What is being asked: Pull each line holding "Last" out of the entries below.

Dataset:
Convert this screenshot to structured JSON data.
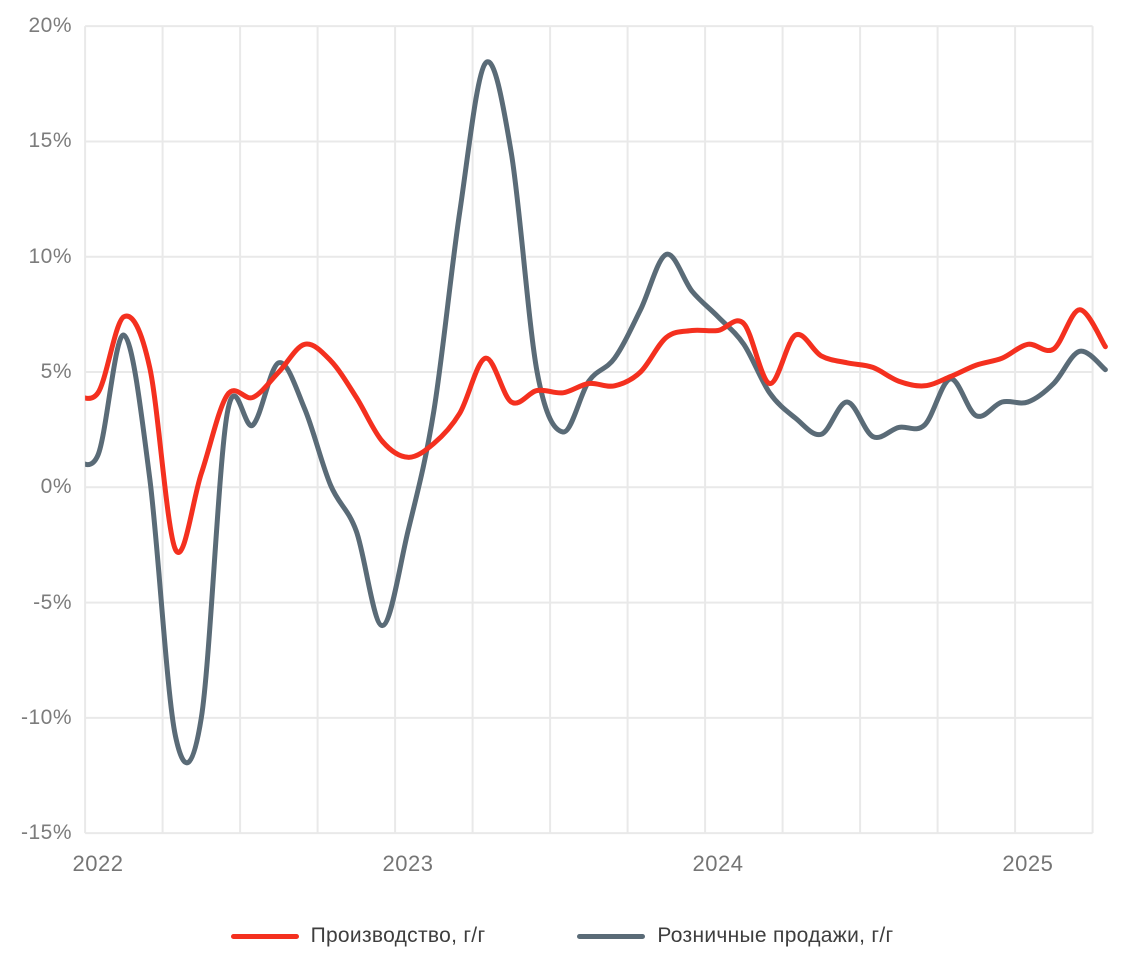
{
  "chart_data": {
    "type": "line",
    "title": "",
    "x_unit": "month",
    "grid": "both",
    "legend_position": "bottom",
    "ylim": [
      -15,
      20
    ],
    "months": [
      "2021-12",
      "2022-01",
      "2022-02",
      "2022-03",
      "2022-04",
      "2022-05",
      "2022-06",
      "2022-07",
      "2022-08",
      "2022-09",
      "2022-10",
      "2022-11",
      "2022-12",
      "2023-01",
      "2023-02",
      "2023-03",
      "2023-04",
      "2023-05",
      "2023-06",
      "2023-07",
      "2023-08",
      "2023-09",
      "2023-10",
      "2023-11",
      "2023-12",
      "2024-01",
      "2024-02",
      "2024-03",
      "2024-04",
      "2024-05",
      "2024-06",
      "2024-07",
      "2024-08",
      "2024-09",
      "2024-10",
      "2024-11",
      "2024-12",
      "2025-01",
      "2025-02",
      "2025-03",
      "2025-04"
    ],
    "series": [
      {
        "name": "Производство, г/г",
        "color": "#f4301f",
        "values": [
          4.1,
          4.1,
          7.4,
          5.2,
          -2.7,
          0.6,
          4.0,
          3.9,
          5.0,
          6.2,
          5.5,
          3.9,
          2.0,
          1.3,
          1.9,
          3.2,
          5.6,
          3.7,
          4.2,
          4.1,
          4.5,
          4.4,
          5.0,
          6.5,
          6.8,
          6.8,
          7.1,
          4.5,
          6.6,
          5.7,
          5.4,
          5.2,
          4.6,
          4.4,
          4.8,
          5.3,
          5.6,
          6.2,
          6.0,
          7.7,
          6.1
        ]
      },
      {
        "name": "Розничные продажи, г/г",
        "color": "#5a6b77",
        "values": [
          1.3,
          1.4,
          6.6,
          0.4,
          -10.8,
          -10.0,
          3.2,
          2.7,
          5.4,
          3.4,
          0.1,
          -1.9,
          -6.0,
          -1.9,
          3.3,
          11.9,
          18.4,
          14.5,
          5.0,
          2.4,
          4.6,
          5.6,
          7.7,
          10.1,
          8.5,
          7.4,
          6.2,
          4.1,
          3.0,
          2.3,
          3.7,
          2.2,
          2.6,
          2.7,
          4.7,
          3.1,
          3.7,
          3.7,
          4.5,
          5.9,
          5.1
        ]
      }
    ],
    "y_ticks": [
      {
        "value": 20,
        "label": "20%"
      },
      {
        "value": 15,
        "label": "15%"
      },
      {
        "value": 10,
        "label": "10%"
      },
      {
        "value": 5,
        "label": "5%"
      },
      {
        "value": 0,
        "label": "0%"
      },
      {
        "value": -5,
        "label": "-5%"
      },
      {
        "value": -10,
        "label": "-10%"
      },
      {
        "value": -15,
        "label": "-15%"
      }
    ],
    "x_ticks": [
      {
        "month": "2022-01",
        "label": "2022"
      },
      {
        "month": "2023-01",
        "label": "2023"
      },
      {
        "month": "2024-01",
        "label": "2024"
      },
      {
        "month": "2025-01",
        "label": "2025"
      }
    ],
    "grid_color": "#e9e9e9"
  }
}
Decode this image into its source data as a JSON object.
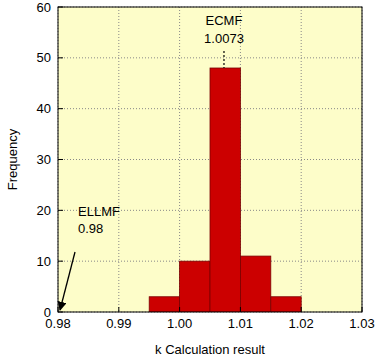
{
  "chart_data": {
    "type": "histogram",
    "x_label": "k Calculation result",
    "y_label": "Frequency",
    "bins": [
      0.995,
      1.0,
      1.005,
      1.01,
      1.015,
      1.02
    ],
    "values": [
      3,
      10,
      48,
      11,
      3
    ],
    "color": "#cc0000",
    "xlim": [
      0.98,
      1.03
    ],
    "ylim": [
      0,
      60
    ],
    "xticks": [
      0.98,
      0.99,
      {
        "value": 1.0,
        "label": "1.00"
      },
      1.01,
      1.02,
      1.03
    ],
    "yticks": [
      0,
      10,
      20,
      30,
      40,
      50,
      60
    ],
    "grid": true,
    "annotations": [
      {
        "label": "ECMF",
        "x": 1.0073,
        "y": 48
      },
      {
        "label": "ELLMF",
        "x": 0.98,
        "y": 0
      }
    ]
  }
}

* * *

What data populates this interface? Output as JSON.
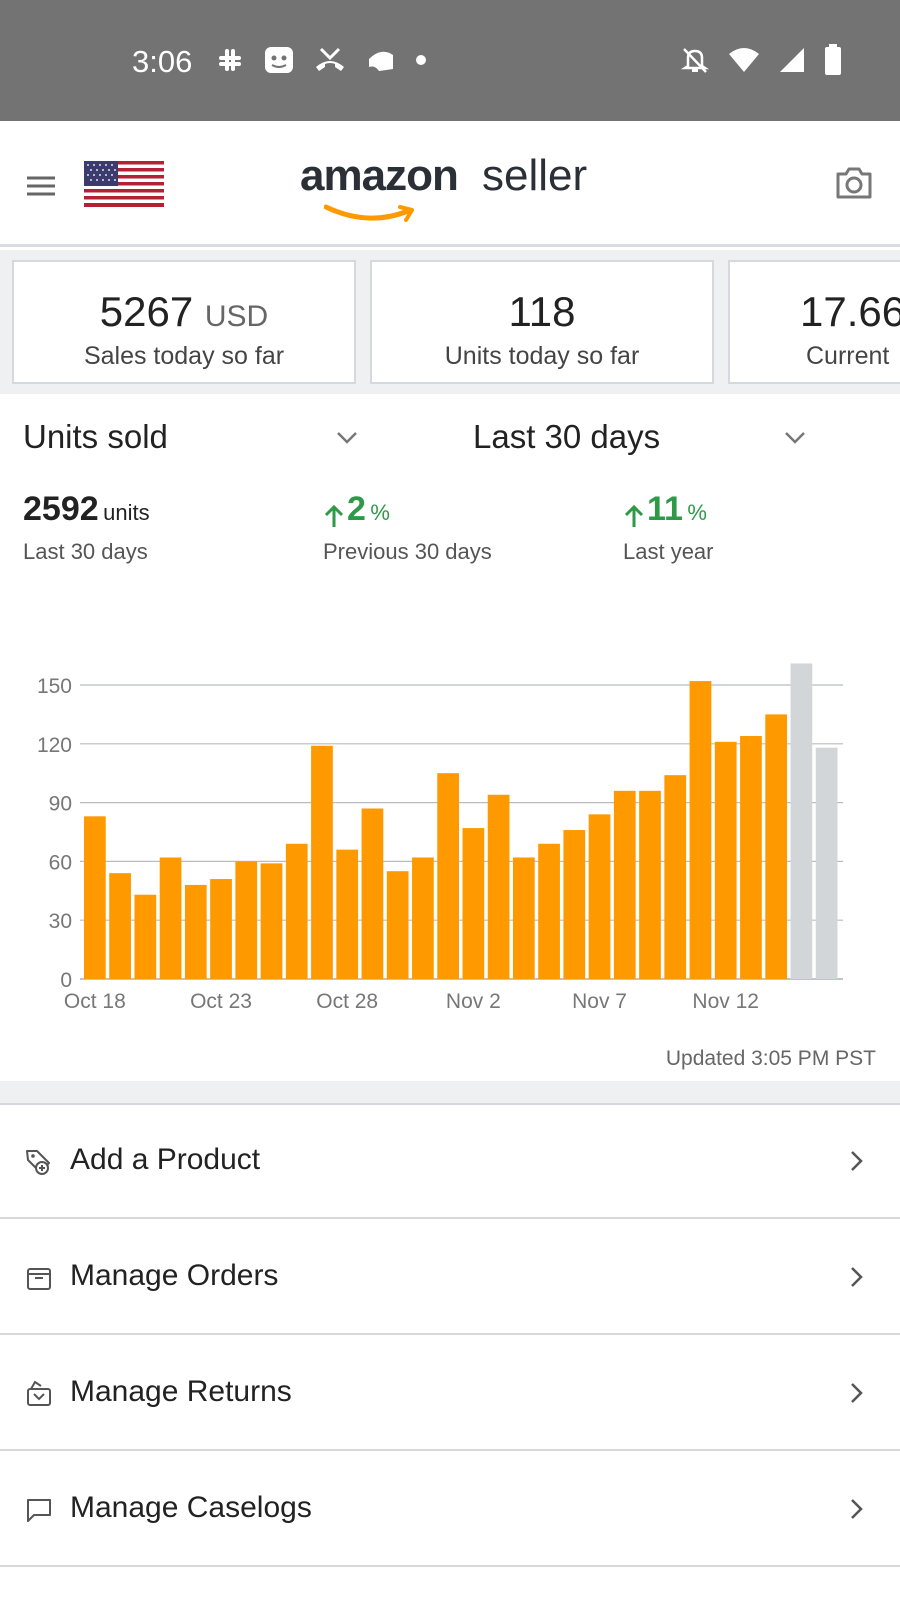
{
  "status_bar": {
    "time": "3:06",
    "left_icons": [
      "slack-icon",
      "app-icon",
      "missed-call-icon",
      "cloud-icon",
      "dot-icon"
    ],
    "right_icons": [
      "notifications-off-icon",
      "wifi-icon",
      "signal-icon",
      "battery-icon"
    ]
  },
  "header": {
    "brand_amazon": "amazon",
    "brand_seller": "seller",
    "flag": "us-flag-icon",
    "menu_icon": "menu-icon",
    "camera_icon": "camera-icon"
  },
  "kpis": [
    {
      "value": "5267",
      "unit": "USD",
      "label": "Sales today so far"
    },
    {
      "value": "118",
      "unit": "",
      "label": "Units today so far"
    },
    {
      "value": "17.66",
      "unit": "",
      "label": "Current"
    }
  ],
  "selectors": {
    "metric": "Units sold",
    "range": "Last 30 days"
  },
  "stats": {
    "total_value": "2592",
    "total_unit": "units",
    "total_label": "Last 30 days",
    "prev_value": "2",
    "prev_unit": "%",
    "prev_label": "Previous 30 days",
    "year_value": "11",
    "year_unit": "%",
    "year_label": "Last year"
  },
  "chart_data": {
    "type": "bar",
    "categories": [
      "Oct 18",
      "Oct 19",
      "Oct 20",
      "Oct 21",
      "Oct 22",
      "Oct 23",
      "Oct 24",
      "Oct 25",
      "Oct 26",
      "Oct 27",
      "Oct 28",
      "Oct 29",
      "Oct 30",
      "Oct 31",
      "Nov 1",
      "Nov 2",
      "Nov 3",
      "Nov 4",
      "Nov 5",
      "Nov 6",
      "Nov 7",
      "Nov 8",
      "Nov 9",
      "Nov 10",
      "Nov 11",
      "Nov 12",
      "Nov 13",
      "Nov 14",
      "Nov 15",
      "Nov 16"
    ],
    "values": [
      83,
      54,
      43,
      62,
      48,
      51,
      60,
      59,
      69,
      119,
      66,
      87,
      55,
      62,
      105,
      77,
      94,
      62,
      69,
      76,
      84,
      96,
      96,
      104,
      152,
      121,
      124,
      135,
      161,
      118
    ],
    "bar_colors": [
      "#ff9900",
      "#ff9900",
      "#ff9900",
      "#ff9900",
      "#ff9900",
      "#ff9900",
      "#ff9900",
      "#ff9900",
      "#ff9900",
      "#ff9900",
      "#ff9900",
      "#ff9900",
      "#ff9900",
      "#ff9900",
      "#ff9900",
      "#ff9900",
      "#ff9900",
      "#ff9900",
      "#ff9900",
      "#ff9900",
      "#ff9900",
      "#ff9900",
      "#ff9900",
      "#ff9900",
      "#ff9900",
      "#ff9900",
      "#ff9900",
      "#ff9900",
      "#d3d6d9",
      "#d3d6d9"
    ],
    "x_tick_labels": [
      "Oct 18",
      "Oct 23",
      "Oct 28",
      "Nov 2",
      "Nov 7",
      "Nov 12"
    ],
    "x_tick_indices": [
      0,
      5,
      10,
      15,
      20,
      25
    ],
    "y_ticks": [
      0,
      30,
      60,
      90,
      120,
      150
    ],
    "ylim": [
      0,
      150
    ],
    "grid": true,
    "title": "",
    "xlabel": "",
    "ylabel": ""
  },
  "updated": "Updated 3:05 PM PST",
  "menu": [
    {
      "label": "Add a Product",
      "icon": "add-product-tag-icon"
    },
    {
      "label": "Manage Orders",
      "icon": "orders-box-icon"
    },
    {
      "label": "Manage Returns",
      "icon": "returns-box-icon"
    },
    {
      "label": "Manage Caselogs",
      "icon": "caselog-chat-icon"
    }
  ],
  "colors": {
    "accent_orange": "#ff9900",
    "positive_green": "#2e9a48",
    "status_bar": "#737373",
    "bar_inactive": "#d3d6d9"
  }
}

Result of the exercise:
    "range": "Last 30 days"
    "total_label": "Last 30 days",
    "year_label": "Last year"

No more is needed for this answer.